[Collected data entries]
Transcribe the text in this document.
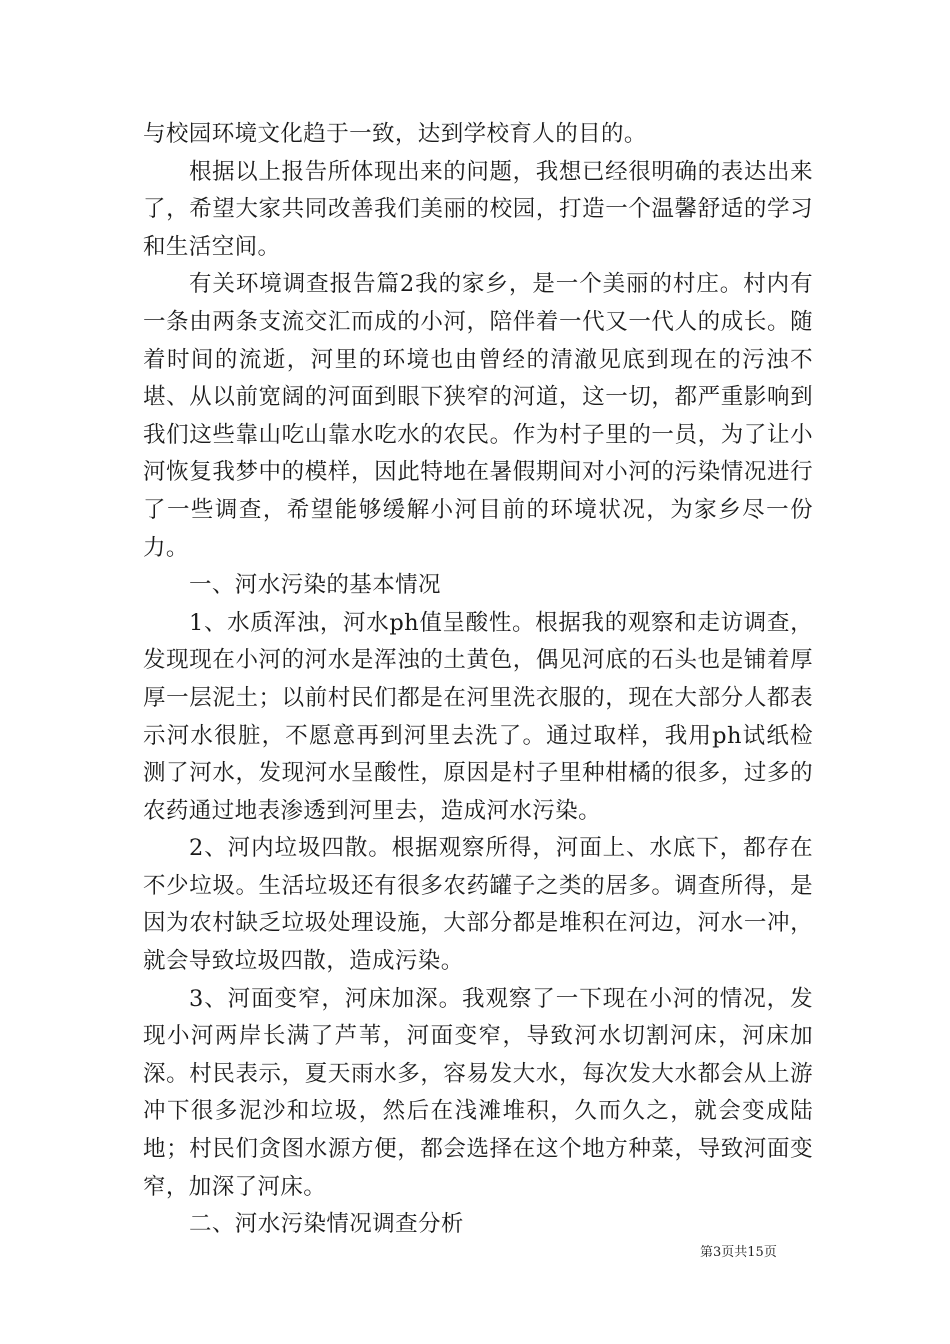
与校园环境文化趋于一致，达到学校育人的目的。

根据以上报告所体现出来的问题，我想已经很明确的表达出来了，希望大家共同改善我们美丽的校园，打造一个温馨舒适的学习和生活空间。

有关环境调查报告篇2我的家乡，是一个美丽的村庄。村内有一条由两条支流交汇而成的小河，陪伴着一代又一代人的成长。随着时间的流逝，河里的环境也由曾经的清澈见底到现在的污浊不堪、从以前宽阔的河面到眼下狭窄的河道，这一切，都严重影响到我们这些靠山吃山靠水吃水的农民。作为村子里的一员，为了让小河恢复我梦中的模样，因此特地在暑假期间对小河的污染情况进行了一些调查，希望能够缓解小河目前的环境状况，为家乡尽一份力。

一、河水污染的基本情况

1、水质浑浊，河水ph值呈酸性。根据我的观察和走访调查，发现现在小河的河水是浑浊的土黄色，偶见河底的石头也是铺着厚厚一层泥土；以前村民们都是在河里洗衣服的，现在大部分人都表示河水很脏，不愿意再到河里去洗了。通过取样，我用ph试纸检测了河水，发现河水呈酸性，原因是村子里种柑橘的很多，过多的农药通过地表渗透到河里去，造成河水污染。

2、河内垃圾四散。根据观察所得，河面上、水底下，都存在不少垃圾。生活垃圾还有很多农药罐子之类的居多。调查所得，是因为农村缺乏垃圾处理设施，大部分都是堆积在河边，河水一冲，就会导致垃圾四散，造成污染。

3、河面变窄，河床加深。我观察了一下现在小河的情况，发现小河两岸长满了芦苇，河面变窄，导致河水切割河床，河床加深。村民表示，夏天雨水多，容易发大水，每次发大水都会从上游冲下很多泥沙和垃圾，然后在浅滩堆积，久而久之，就会变成陆地；村民们贪图水源方便，都会选择在这个地方种菜，导致河面变窄，加深了河床。

二、河水污染情况调查分析

第3页共15页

## Work to be completed
Leave out the pictures and copy every record above exactly.

## Output of the task
Transcribe the text in this document.
与校园环境文化趋于一致，达到学校育人的目的。

根据以上报告所体现出来的问题，我想已经很明确的表达出来了，希望大家共同改善我们美丽的校园，打造一个温馨舒适的学习和生活空间。

有关环境调查报告篇2我的家乡，是一个美丽的村庄。村内有一条由两条支流交汇而成的小河，陪伴着一代又一代人的成长。随着时间的流逝，河里的环境也由曾经的清澈见底到现在的污浊不堪、从以前宽阔的河面到眼下狭窄的河道，这一切，都严重影响到我们这些靠山吃山靠水吃水的农民。作为村子里的一员，为了让小河恢复我梦中的模样，因此特地在暑假期间对小河的污染情况进行了一些调查，希望能够缓解小河目前的环境状况，为家乡尽一份力。

一、河水污染的基本情况

1、水质浑浊，河水ph值呈酸性。根据我的观察和走访调查，发现现在小河的河水是浑浊的土黄色，偶见河底的石头也是铺着厚厚一层泥土；以前村民们都是在河里洗衣服的，现在大部分人都表示河水很脏，不愿意再到河里去洗了。通过取样，我用ph试纸检测了河水，发现河水呈酸性，原因是村子里种柑橘的很多，过多的农药通过地表渗透到河里去，造成河水污染。

2、河内垃圾四散。根据观察所得，河面上、水底下，都存在不少垃圾。生活垃圾还有很多农药罐子之类的居多。调查所得，是因为农村缺乏垃圾处理设施，大部分都是堆积在河边，河水一冲，就会导致垃圾四散，造成污染。

3、河面变窄，河床加深。我观察了一下现在小河的情况，发现小河两岸长满了芦苇，河面变窄，导致河水切割河床，河床加深。村民表示，夏天雨水多，容易发大水，每次发大水都会从上游冲下很多泥沙和垃圾，然后在浅滩堆积，久而久之，就会变成陆地；村民们贪图水源方便，都会选择在这个地方种菜，导致河面变窄，加深了河床。

二、河水污染情况调查分析

第3页共15页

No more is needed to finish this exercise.